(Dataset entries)
↓

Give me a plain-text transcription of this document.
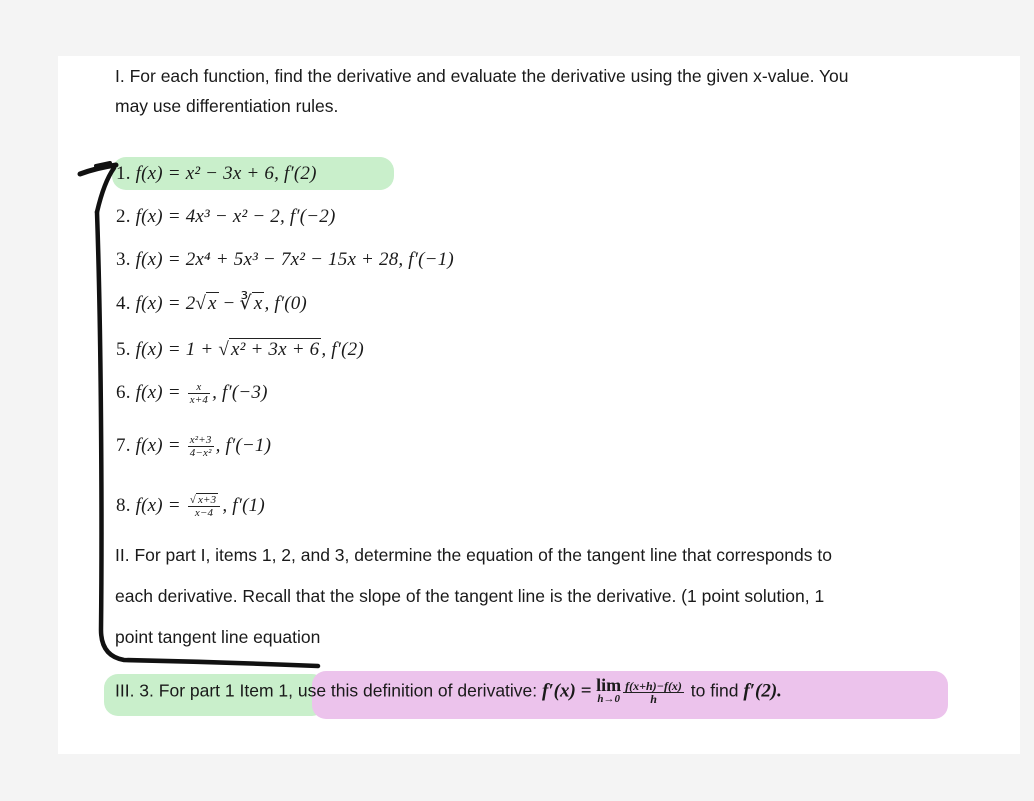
I. For each function, find the derivative and evaluate the derivative using the given x-value. You
may use differentiation rules.
1. f(x) = x² − 3x + 6, f′(2)
2. f(x) = 4x³ − x² − 2, f′(−2)
3. f(x) = 2x⁴ + 5x³ − 7x² − 15x + 28, f′(−1)
4. f(x) = 2√ x − ∛ x , f′(0)
5. f(x) = 1 + √ x² + 3x + 6 , f′(2)
6. $f(x) = \frac{x}{x+4}$ , f′(−3)
7. $f(x) = \frac{\text{x²+3}}{\text{4−x²}}$ , f′(−1)
8. $f(x) = \frac{√ x+3}{x-4}$ , f′(1)
II. For part I, items 1, 2, and 3, determine the equation of the tangent line that corresponds to
each derivative. Recall that the slope of the tangent line is the derivative. (1 point solution, 1
point tangent line equation
III. 3. For part 1 Item 1, use this definition of derivative: f′(x) = lim
$h\to 0 \frac{f(x+h)-f(x)}{h}$ to find f′(2).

↑

**WORK TO COMPLETE:** Output the data exactly. Pictures don't belong in the result.

**COMPLETE ANSWER:**
Give me a plain-text transcription of this document.
I. For each function, find the derivative and evaluate the derivative using the given x-value. You
may use differentiation rules.
1. f(x) = x² − 3x + 6, f′(2)
2. f(x) = 4x³ − x² − 2, f′(−2)
3. f(x) = 2x⁴ + 5x³ − 7x² − 15x + 28, f′(−1)
4. f(x) = 2√ x − ∛ x , f′(0)
5. f(x) = 1 + √ x² + 3x + 6 , f′(2)
6. $f(x) = \frac{x}{x+4}$ , f′(−3)
7. $f(x) = \frac{\text{x²+3}}{\text{4−x²}}$ , f′(−1)
8. $f(x) = \frac{√ x+3}{x-4}$ , f′(1)
II. For part I, items 1, 2, and 3, determine the equation of the tangent line that corresponds to
each derivative. Recall that the slope of the tangent line is the derivative. (1 point solution, 1
point tangent line equation
III. 3. For part 1 Item 1, use this definition of derivative: f′(x) = lim
$h\to 0 \frac{f(x+h)-f(x)}{h}$ to find f′(2).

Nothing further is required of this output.